Look through the lines below and extract each one that contains "this".

* begin RECORDS SUPPLIED *

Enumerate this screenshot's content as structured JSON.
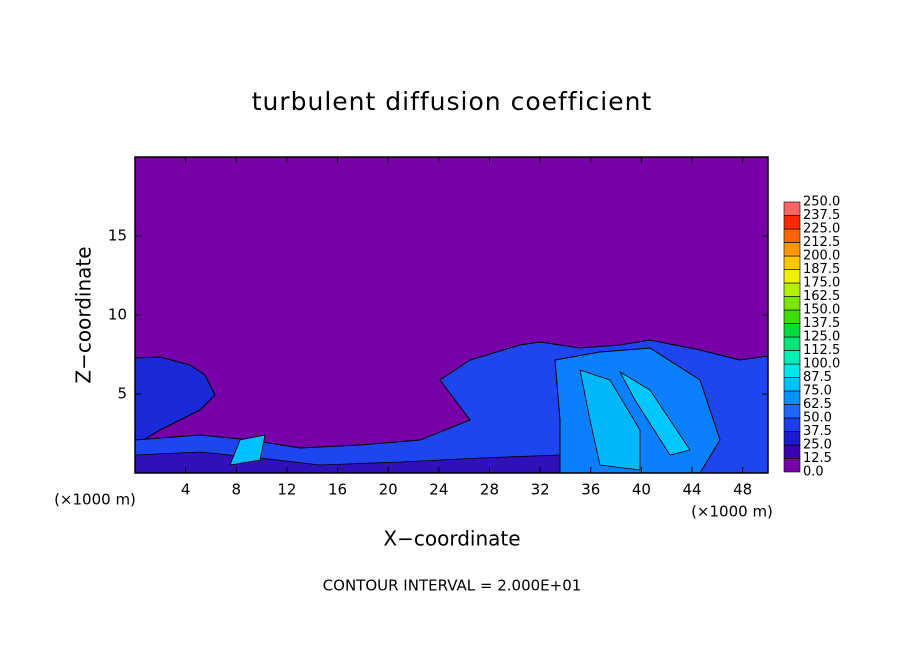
{
  "chart_data": {
    "type": "contour",
    "title": "turbulent diffusion coefficient",
    "xlabel": "X−coordinate",
    "ylabel": "Z−coordinate",
    "x_unit_label": "(×1000 m)",
    "y_unit_label": "(×1000 m)",
    "annotation": "CONTOUR INTERVAL = 2.000E+01",
    "xlim": [
      0,
      50
    ],
    "xticks": [
      4,
      8,
      12,
      16,
      20,
      24,
      28,
      32,
      36,
      40,
      44,
      48
    ],
    "ylim": [
      0,
      20
    ],
    "yticks": [
      5,
      10,
      15
    ],
    "colorbar": {
      "ticks": [
        {
          "value": 0,
          "label": "0.0"
        },
        {
          "value": 12.5,
          "label": "12.5"
        },
        {
          "value": 25,
          "label": "25.0"
        },
        {
          "value": 37.5,
          "label": "37.5"
        },
        {
          "value": 50,
          "label": "50.0"
        },
        {
          "value": 62.5,
          "label": "62.5"
        },
        {
          "value": 75,
          "label": "75.0"
        },
        {
          "value": 87.5,
          "label": "87.5"
        },
        {
          "value": 100,
          "label": "100.0"
        },
        {
          "value": 112.5,
          "label": "112.5"
        },
        {
          "value": 125,
          "label": "125.0"
        },
        {
          "value": 137.5,
          "label": "137.5"
        },
        {
          "value": 150,
          "label": "150.0"
        },
        {
          "value": 162.5,
          "label": "162.5"
        },
        {
          "value": 175,
          "label": "175.0"
        },
        {
          "value": 187.5,
          "label": "187.5"
        },
        {
          "value": 200,
          "label": "200.0"
        },
        {
          "value": 212.5,
          "label": "212.5"
        },
        {
          "value": 225,
          "label": "225.0"
        },
        {
          "value": 237.5,
          "label": "237.5"
        },
        {
          "value": 250,
          "label": "250.0"
        }
      ],
      "colors": [
        "#7800a8",
        "#3c00b4",
        "#1a1ad0",
        "#1e3cf0",
        "#1e64ff",
        "#0090ff",
        "#00c0ff",
        "#00e6e6",
        "#00f0b4",
        "#00e678",
        "#00dc3c",
        "#3cdc00",
        "#78e600",
        "#b4f000",
        "#f0f000",
        "#ffc800",
        "#ff9600",
        "#ff6400",
        "#ff2800",
        "#ff6464"
      ]
    }
  }
}
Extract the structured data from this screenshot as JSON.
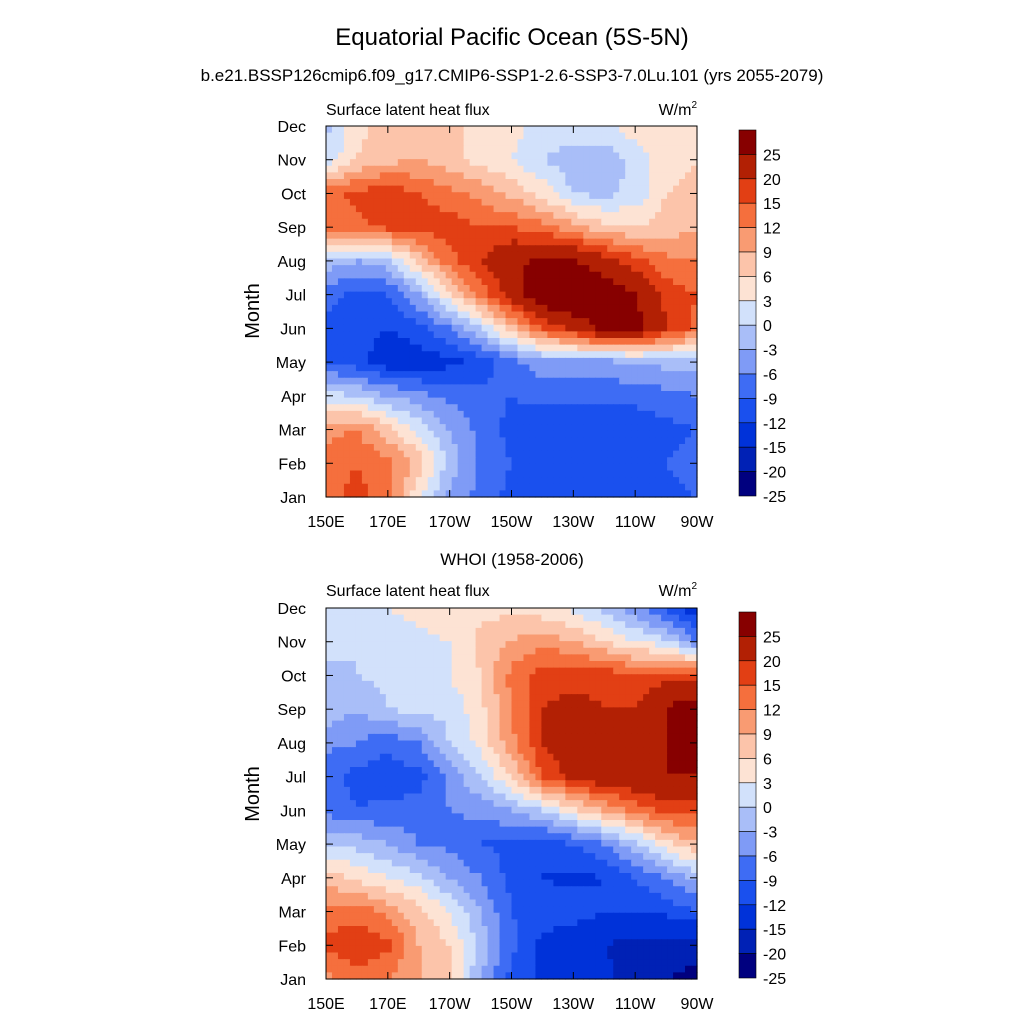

* end RECORDS SUPPLIED *

- TASK RESULT -
Enumerate this screenshot's content as structured JSON.
Extract the structured data from this screenshot as JSON.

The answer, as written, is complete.